=== RECORDS TO PROCESS ===
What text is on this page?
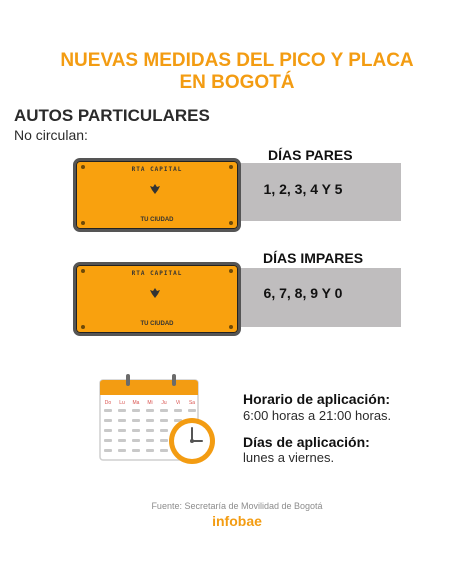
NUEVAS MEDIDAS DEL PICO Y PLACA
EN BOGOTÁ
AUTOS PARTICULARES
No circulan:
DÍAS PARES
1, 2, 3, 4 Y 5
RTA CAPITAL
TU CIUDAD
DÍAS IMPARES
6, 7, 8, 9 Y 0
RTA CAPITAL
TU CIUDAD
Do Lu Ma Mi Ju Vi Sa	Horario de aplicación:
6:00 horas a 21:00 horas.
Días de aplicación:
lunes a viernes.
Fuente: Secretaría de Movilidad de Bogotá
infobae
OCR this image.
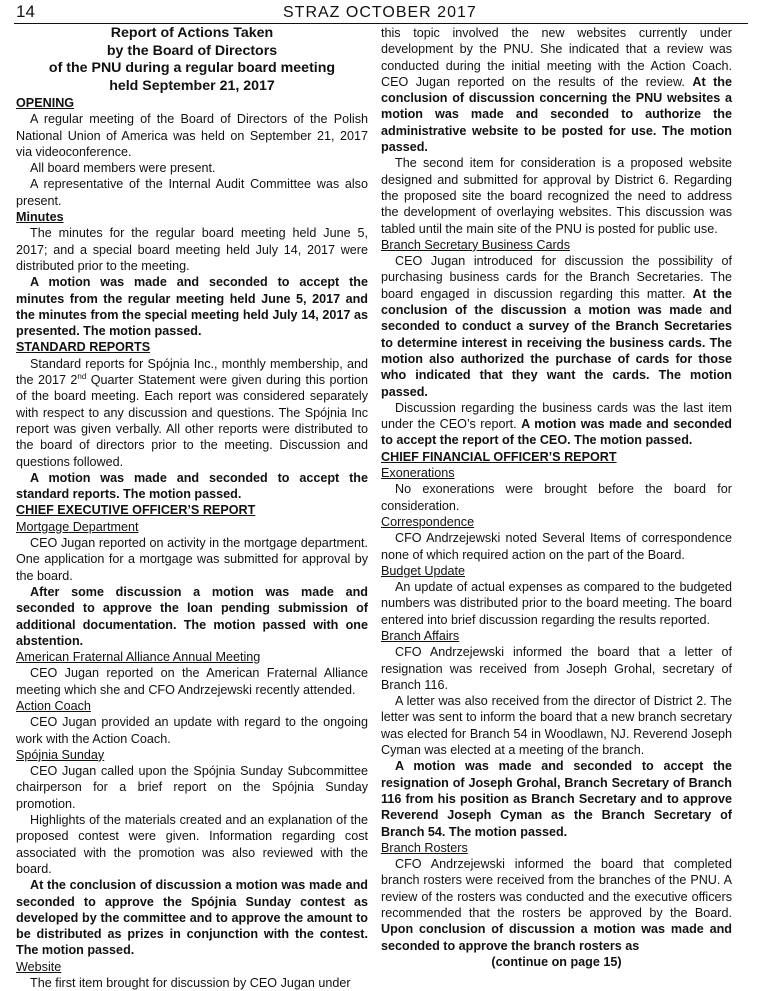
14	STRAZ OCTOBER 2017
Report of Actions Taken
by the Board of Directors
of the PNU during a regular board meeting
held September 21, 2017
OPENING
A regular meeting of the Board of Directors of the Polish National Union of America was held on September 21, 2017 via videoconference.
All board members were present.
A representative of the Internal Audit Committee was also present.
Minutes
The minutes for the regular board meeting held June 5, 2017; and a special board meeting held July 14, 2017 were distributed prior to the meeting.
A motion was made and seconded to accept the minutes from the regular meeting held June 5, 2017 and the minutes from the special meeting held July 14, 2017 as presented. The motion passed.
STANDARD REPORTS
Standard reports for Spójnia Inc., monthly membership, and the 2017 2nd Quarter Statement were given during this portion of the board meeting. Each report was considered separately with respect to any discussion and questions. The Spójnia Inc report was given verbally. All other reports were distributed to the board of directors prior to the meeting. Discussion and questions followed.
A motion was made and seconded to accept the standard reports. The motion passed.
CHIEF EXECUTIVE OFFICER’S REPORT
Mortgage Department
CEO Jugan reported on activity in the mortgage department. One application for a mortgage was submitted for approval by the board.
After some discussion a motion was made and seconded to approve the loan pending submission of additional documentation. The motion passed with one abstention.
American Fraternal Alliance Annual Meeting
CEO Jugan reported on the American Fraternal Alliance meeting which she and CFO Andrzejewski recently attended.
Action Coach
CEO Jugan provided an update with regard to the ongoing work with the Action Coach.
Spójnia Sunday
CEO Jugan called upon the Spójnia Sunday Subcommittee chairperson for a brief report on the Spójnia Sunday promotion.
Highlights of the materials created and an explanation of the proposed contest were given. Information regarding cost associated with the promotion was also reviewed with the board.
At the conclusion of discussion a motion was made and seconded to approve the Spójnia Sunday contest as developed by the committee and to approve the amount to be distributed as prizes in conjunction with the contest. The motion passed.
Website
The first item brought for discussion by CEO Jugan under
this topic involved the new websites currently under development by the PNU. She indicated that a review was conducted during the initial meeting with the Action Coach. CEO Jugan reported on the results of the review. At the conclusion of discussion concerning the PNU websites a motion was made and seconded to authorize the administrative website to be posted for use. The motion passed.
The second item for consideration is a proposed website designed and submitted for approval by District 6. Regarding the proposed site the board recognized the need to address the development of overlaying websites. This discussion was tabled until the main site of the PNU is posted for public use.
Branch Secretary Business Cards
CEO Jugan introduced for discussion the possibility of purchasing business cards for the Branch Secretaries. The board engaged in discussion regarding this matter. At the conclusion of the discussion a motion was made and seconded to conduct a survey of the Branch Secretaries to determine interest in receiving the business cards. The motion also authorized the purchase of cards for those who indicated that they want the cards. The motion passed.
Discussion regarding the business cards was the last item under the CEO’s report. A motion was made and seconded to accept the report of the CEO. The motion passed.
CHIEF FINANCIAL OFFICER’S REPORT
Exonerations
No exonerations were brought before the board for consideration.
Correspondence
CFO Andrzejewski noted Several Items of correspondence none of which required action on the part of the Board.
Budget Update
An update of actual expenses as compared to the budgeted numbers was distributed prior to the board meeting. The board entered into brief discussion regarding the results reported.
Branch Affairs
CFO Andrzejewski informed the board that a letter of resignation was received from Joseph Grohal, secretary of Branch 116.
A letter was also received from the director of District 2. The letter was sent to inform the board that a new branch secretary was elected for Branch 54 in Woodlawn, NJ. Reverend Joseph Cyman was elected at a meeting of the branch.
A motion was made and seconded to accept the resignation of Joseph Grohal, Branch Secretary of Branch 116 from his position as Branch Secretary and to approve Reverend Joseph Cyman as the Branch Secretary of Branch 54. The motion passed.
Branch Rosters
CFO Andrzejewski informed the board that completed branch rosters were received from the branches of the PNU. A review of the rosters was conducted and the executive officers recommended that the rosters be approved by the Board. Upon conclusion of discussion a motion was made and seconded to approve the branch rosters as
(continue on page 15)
===
● **WORK TO BE COMPLETED**: Gather up every line in the data above that contains the word "under", copying each one.

● **SOLUTION TO THIS TASK**:
The first item brought for discussion by CEO Jugan under
this topic involved the new websites currently under development by the PNU. She indicated that a review was conducted during the initial meeting with the Action Coach. CEO Jugan reported on the results of the review. At the conclusion of discussion concerning the PNU websites a motion was made and seconded to authorize the administrative website to be posted for use. The motion passed.
Discussion regarding the business cards was the last item under the CEO’s report. A motion was made and seconded to accept the report of the CEO. The motion passed.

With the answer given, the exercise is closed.